▽

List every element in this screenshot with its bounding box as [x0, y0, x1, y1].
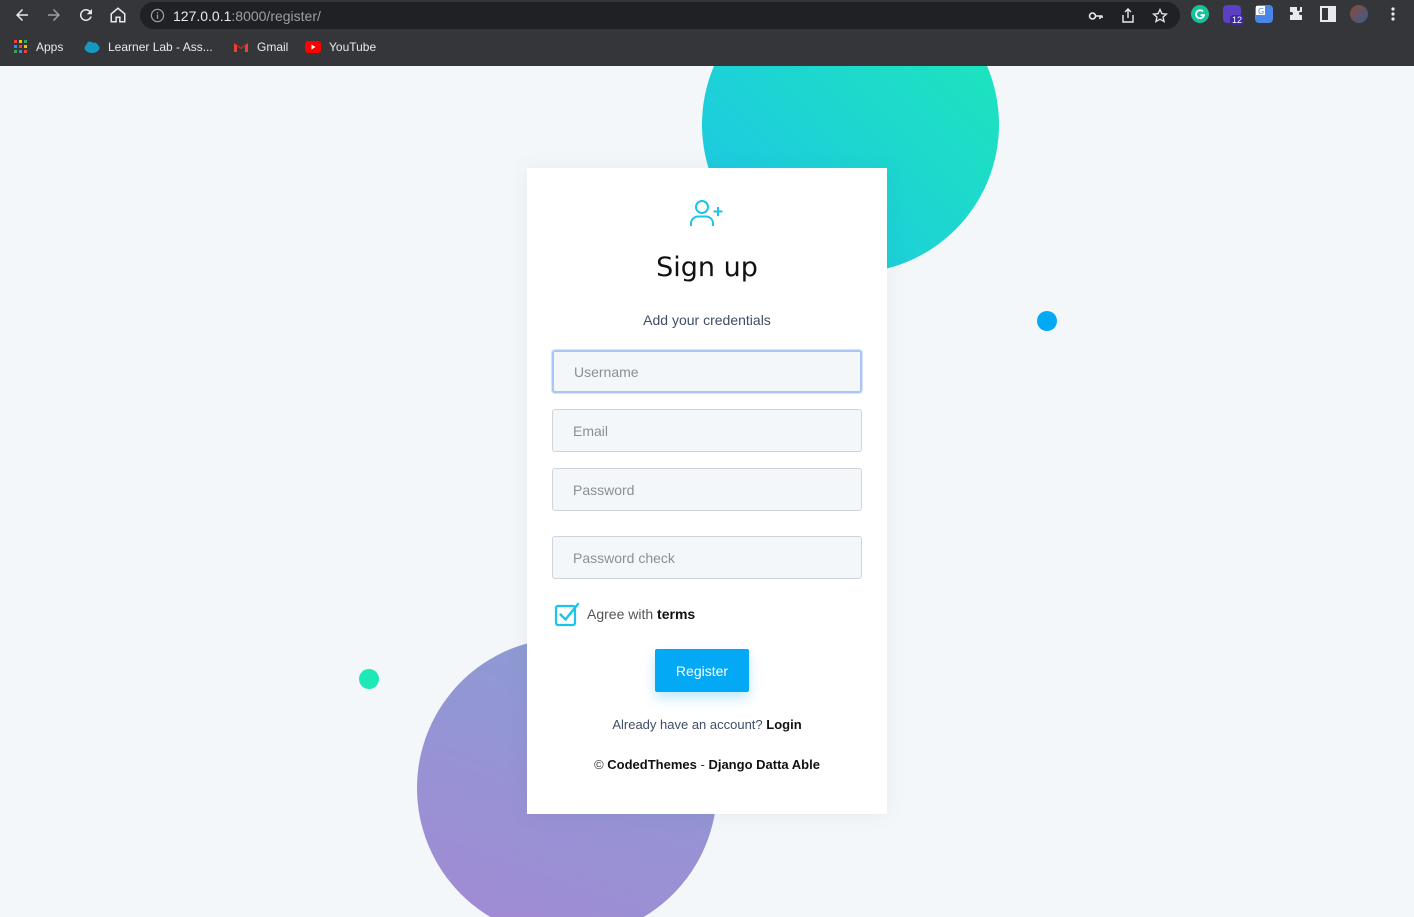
bookmark-apps[interactable]: Apps — [14, 38, 63, 56]
gmail-icon — [233, 42, 249, 52]
page-subtitle: Add your credentials — [643, 312, 771, 328]
agree-terms-checkbox[interactable] — [554, 601, 580, 627]
star-icon[interactable] — [1152, 8, 1168, 24]
user-plus-icon — [690, 200, 723, 226]
bookmark-learner-lab[interactable]: Learner Lab - Ass... — [84, 38, 213, 56]
extension-badge-icon[interactable]: 12 — [1223, 5, 1245, 25]
page-title: Sign up — [656, 252, 758, 283]
reload-button[interactable] — [75, 4, 97, 26]
bookmark-gmail[interactable]: Gmail — [233, 38, 288, 56]
share-icon[interactable] — [1120, 8, 1136, 24]
reload-icon — [79, 8, 92, 21]
login-prompt: Already have an account? Login — [527, 717, 887, 732]
side-panel-icon[interactable] — [1319, 5, 1337, 23]
terms-link[interactable]: terms — [657, 606, 695, 622]
address-bar[interactable]: 127.0.0.1:8000/register/ — [140, 2, 1180, 29]
register-button[interactable]: Register — [655, 649, 749, 692]
browser-toolbar: 127.0.0.1:8000/register/ 12 G — [0, 0, 1414, 31]
apps-grid-icon — [14, 40, 27, 53]
decor-dot-green — [359, 669, 379, 689]
footer-credits: © CodedThemes - Django Datta Able — [527, 757, 887, 772]
bookmark-label: Apps — [36, 40, 64, 54]
arrow-right-icon — [48, 9, 60, 21]
login-link[interactable]: Login — [766, 717, 801, 732]
footer-product-link[interactable]: Django Datta Able — [708, 757, 819, 772]
grammarly-icon[interactable] — [1191, 5, 1209, 23]
forward-button[interactable] — [43, 4, 65, 26]
username-input[interactable] — [552, 350, 862, 393]
url-path: :8000/register/ — [231, 8, 321, 24]
bookmark-youtube[interactable]: YouTube — [305, 38, 376, 56]
agree-terms-label: Agree with terms — [587, 606, 695, 622]
browser-chrome: 127.0.0.1:8000/register/ 12 G Apps Learn… — [0, 0, 1414, 66]
youtube-icon — [305, 41, 321, 53]
home-button[interactable] — [107, 4, 129, 26]
email-input[interactable] — [552, 409, 862, 452]
agree-terms-prefix: Agree with — [587, 606, 654, 622]
signup-card: Sign up Add your credentials Agree with … — [527, 168, 887, 814]
password-check-input[interactable] — [552, 536, 862, 579]
profile-avatar[interactable] — [1350, 5, 1368, 23]
key-icon[interactable] — [1088, 8, 1104, 24]
password-input[interactable] — [552, 468, 862, 511]
site-info-icon[interactable] — [150, 8, 165, 23]
page-content: Sign up Add your credentials Agree with … — [0, 66, 1414, 917]
url-host: 127.0.0.1 — [173, 8, 232, 24]
arrow-left-icon — [16, 9, 28, 21]
url-text: 127.0.0.1:8000/register/ — [173, 8, 321, 24]
decor-dot-blue — [1037, 311, 1057, 331]
bookmark-label: YouTube — [329, 40, 377, 54]
svg-text:G: G — [1258, 7, 1264, 16]
home-icon — [110, 7, 126, 23]
bookmark-label: Gmail — [257, 40, 289, 54]
account-prompt-text: Already have an account? — [612, 717, 763, 732]
google-translate-icon[interactable]: G — [1255, 5, 1273, 23]
footer-separator: - — [700, 757, 705, 772]
puzzle-extensions-icon[interactable] — [1287, 5, 1305, 23]
copyright-symbol: © — [594, 757, 604, 772]
bookmarks-bar: Apps Learner Lab - Ass... Gmail YouTube — [0, 34, 1414, 60]
bookmark-label: Learner Lab - Ass... — [108, 40, 213, 54]
extension-badge-count: 12 — [1230, 15, 1245, 25]
back-button[interactable] — [11, 4, 33, 26]
salesforce-cloud-icon — [84, 41, 100, 53]
footer-brand-link[interactable]: CodedThemes — [607, 757, 697, 772]
kebab-menu-icon[interactable] — [1384, 5, 1402, 23]
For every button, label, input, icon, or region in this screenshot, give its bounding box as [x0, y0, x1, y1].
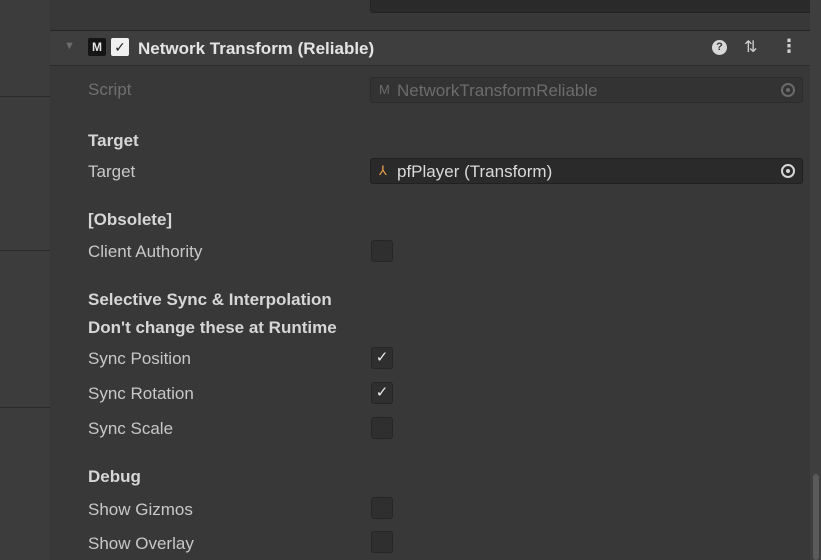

△

■ EXERCISE PROMPT ■
Repeat every line of the records above word for word, leaving out the pictures.

■ EXERCISE SOLUTION ■
List every element in this screenshot with its bounding box as [x0, y0, x1, y1].
bookmark-apps[interactable]: Apps — [14, 38, 63, 56]
gmail-icon — [233, 42, 249, 52]
page-subtitle: Add your credentials — [643, 312, 771, 328]
agree-terms-checkbox[interactable] — [554, 601, 580, 627]
star-icon[interactable] — [1152, 8, 1168, 24]
user-plus-icon — [690, 200, 723, 226]
bookmark-learner-lab[interactable]: Learner Lab - Ass... — [84, 38, 213, 56]
extension-badge-icon[interactable]: 12 — [1223, 5, 1245, 25]
page-title: Sign up — [656, 252, 758, 283]
reload-button[interactable] — [75, 4, 97, 26]
bookmark-gmail[interactable]: Gmail — [233, 38, 288, 56]
share-icon[interactable] — [1120, 8, 1136, 24]
reload-icon — [79, 8, 92, 21]
login-prompt: Already have an account? Login — [527, 717, 887, 732]
side-panel-icon[interactable] — [1319, 5, 1337, 23]
terms-link[interactable]: terms — [657, 606, 695, 622]
address-bar[interactable]: 127.0.0.1:8000/register/ — [140, 2, 1180, 29]
register-button[interactable]: Register — [655, 649, 749, 692]
browser-toolbar: 127.0.0.1:8000/register/ 12 G — [0, 0, 1414, 31]
apps-grid-icon — [14, 40, 27, 53]
decor-dot-green — [359, 669, 379, 689]
footer-credits: © CodedThemes - Django Datta Able — [527, 757, 887, 772]
bookmark-label: Apps — [36, 40, 64, 54]
arrow-right-icon — [48, 9, 60, 21]
login-link[interactable]: Login — [766, 717, 801, 732]
footer-product-link[interactable]: Django Datta Able — [708, 757, 819, 772]
grammarly-icon[interactable] — [1191, 5, 1209, 23]
forward-button[interactable] — [43, 4, 65, 26]
username-input[interactable] — [552, 350, 862, 393]
url-path: :8000/register/ — [231, 8, 321, 24]
bookmark-youtube[interactable]: YouTube — [305, 38, 376, 56]
agree-terms-label: Agree with terms — [587, 606, 695, 622]
browser-chrome: 127.0.0.1:8000/register/ 12 G Apps Learn… — [0, 0, 1414, 66]
youtube-icon — [305, 41, 321, 53]
home-button[interactable] — [107, 4, 129, 26]
email-input[interactable] — [552, 409, 862, 452]
agree-terms-prefix: Agree with — [587, 606, 654, 622]
signup-card: Sign up Add your credentials Agree with … — [527, 168, 887, 814]
password-check-input[interactable] — [552, 536, 862, 579]
profile-avatar[interactable] — [1350, 5, 1368, 23]
key-icon[interactable] — [1088, 8, 1104, 24]
password-input[interactable] — [552, 468, 862, 511]
site-info-icon[interactable] — [150, 8, 165, 23]
page-content: Sign up Add your credentials Agree with … — [0, 66, 1414, 917]
url-host: 127.0.0.1 — [173, 8, 232, 24]
arrow-left-icon — [16, 9, 28, 21]
url-text: 127.0.0.1:8000/register/ — [173, 8, 321, 24]
decor-dot-blue — [1037, 311, 1057, 331]
bookmark-label: YouTube — [329, 40, 377, 54]
svg-text:G: G — [1258, 7, 1264, 16]
home-icon — [110, 7, 126, 23]
bookmark-label: Gmail — [257, 40, 289, 54]
account-prompt-text: Already have an account? — [612, 717, 763, 732]
google-translate-icon[interactable]: G — [1255, 5, 1273, 23]
footer-separator: - — [700, 757, 705, 772]
puzzle-extensions-icon[interactable] — [1287, 5, 1305, 23]
copyright-symbol: © — [594, 757, 604, 772]
bookmarks-bar: Apps Learner Lab - Ass... Gmail YouTube — [0, 34, 1414, 60]
bookmark-label: Learner Lab - Ass... — [108, 40, 213, 54]
extension-badge-count: 12 — [1230, 15, 1245, 25]
back-button[interactable] — [11, 4, 33, 26]
salesforce-cloud-icon — [84, 41, 100, 53]
footer-brand-link[interactable]: CodedThemes — [607, 757, 697, 772]
kebab-menu-icon[interactable] — [1384, 5, 1402, 23]
For every button, label, input, icon, or region in this screenshot, give its bounding box as [x0, y0, x1, y1].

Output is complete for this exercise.